*提示文*.
|---|

ただし、本作の主人公・堅書くんは上記名作たちで繰り返し語られてきた「バーチャル世界の住人としての葛藤」には全く陥りません。というか悩みすらしません(笑)。「おれプログラムなの?あ、そ。ほんで?」ってなもんです。その辺は尺の関係でしょう(笑)。そんな堅書くんが運命の相手・一行さんと恋に落ち、そして彼女のために上位概念たちを敵に回して戦うという大変セカイ系ど真ん中なストーリーが繰り広げられます。

セカイ系では世界を揺るがす大事件に際して「世界のすべてを敵に回しても君が好きだ!」と己の欲望に忠実に突っ走るのが王道です。

そう言った意味で本作は紛れもないセカイ系であり、「君の名は。(2016)」から始まった90年代セカイ系リバイバルのフォロワー作品の1つです。

とまぁこう書くと別に対して面白くなさそうなんですが(笑)、この作品の素晴らしいところはこのセカイ系の構造そのものを踏み台にしたところです。

バーチャルワールドで繰り広げられるセカイ系の果てに!

皆さん、「脱構築」って好きですよね(笑)?私はもう「脱構築」が好きすぎて「脱構築」って書かれた額を見ながら白飯3杯はイケます。

私、この映画がやりたかったことはまさにこの「セカイ系の脱構築」だと思うんですね。現在も公開中の「天気の子(2019)」がセカイ系そのものを再現したリバイバルであるならば、本作はそのセカイ系の向こう側、つまりポスト「セカイ系」的なところを狙った意欲作です。

|---|

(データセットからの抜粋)
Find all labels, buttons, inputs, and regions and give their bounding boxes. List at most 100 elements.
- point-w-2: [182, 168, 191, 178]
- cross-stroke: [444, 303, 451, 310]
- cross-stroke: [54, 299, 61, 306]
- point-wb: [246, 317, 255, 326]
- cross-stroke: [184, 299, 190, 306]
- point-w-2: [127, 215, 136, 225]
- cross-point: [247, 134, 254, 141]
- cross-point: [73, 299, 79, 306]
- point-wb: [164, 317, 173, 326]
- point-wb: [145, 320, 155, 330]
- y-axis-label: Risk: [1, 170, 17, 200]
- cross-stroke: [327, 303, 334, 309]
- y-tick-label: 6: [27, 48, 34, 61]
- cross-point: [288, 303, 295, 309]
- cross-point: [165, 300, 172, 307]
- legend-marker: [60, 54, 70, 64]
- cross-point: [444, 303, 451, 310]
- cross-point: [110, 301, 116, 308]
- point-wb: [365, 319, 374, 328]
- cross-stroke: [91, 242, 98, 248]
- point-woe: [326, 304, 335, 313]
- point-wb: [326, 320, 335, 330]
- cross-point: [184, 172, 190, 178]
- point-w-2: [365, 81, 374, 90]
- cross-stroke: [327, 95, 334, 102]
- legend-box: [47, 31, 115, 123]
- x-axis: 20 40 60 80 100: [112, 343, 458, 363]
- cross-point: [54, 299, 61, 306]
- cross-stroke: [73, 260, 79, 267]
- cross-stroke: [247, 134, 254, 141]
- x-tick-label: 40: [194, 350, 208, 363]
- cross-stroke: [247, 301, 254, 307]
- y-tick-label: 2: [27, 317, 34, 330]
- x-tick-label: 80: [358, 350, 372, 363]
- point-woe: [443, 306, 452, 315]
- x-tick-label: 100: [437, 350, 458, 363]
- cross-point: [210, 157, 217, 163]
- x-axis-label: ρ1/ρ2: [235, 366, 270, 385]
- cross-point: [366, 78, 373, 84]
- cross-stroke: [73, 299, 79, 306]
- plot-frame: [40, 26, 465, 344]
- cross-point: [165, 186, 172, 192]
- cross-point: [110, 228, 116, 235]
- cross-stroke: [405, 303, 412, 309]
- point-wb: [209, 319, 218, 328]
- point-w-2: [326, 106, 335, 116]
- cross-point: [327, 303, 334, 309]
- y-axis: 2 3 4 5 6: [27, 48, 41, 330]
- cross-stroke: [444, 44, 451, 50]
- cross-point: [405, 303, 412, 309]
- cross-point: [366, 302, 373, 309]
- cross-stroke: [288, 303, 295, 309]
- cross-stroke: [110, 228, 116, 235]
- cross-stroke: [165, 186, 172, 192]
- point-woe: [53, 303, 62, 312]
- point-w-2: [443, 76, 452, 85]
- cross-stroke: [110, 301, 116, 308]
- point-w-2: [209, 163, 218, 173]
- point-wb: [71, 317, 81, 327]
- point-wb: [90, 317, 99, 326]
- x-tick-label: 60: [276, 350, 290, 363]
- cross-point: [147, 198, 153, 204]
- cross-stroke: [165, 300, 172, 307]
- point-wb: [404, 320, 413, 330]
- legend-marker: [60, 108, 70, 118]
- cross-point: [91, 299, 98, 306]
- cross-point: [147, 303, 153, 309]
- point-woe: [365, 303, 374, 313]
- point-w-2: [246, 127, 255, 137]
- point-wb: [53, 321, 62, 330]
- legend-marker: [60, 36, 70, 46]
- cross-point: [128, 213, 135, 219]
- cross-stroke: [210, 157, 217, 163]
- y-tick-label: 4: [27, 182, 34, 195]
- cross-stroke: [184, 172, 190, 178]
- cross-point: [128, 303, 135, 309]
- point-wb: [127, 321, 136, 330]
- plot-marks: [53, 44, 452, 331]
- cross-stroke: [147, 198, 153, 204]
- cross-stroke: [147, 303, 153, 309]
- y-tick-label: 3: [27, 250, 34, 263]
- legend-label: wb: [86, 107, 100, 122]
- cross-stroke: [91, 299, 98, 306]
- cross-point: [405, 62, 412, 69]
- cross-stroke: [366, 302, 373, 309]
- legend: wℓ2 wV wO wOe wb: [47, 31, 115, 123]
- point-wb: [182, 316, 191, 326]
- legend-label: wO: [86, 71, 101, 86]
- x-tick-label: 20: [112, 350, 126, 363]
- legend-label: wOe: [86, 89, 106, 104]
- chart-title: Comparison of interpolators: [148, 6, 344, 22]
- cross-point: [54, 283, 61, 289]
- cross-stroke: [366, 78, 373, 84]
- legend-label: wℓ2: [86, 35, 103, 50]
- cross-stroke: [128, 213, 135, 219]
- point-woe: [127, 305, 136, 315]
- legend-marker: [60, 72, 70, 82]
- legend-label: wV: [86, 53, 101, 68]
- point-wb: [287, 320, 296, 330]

|---|

*課題一覧*.
**a.** 上のセカイ系をめぐる映画評のうち、「セカイ系では世界を揺るがす大」から「なところを狙った意欲作です。」までを、両端も含めてそのまま書き写しなさい。
**b.** 上のセカイ系をめぐる映画評を、最後の文の次から引き継いで書き進めなさい。

*課題別の解答*.
**a.**
セカイ系では世界を揺るがす大事件に際して「世界のすべてを敵に回しても君が好きだ!」と己の欲望に忠実に突っ走るのが王道です。

そう言った意味で本作は紛れもないセカイ系であり、「君の名は。(2016)」から始まった90年代セカイ系リバイバルのフォロワー作品の1つです。

とまぁこう書くと別に対して面白くなさそうなんですが(笑)、この作品の素晴らしいところはこのセカイ系の構造そのものを踏み台にしたところです。

バーチャルワールドで繰り広げられるセカイ系の果てに!

皆さん、「脱構築」って好きですよね(笑)?私はもう「脱構築」が好きすぎて「脱構築」って書かれた額を見ながら白飯3杯はイケます。

私、この映画がやりたかったことはまさにこの「セカイ系の脱構築」だと思うんですね。現在も公開中の「天気の子(2019)」がセカイ系そのものを再現したリバイバルであるならば、本作はそのセカイ系の向こう側、つまりポスト「セカイ系」的なところを狙った意欲作です。

**b.**
本作のキーワードを無理やり1つに絞るならば、「リープ・オブ・フェイス」だと思います。これは理屈ではなく信念や信仰(※ときには愛)のために危険を顧みず飛び込むことを言います。多重バーチャル作品ではよくネタとして使われています。

例えばクリストファー・ノーランの「インセプション(2010)」ではマリオン・コティヤール扮する主人公の奥さんが「今いるのは夢の中だ。飛び降りれば目が覚めるはずだ」と言って飛び降り自殺を誘ってきますし、前述の「バニラ・スカイ」では主人公がこの世は夢だと確信して現実に戻るために高層ビルの屋上からダイブします。これはつまり、理性がどう判断したとしても信仰・信念のために飛び降りられるかってことなんですね。

本作では最後に主人公がバーチャル世界=夢から現実に戻るんですが、そのトリガーは「器(現実で起きたこと)と中身(バーチャルワールドで成長した精神)の同調」だと劇中で2度も説明されます。

そして作品を通して見ると、この直実のトリガーは「一行さんのために自分が犠牲になること」だとわかります。

物語の全容

本作のバーチャルワールドはザック・スナイダーの「サッカーパンチ/エンジェル ウォーズ(2011)」と同じアレンジをしています。すなわち「現実に起きたことが微妙に違う形で夢の中でも起こる」という法則ですね。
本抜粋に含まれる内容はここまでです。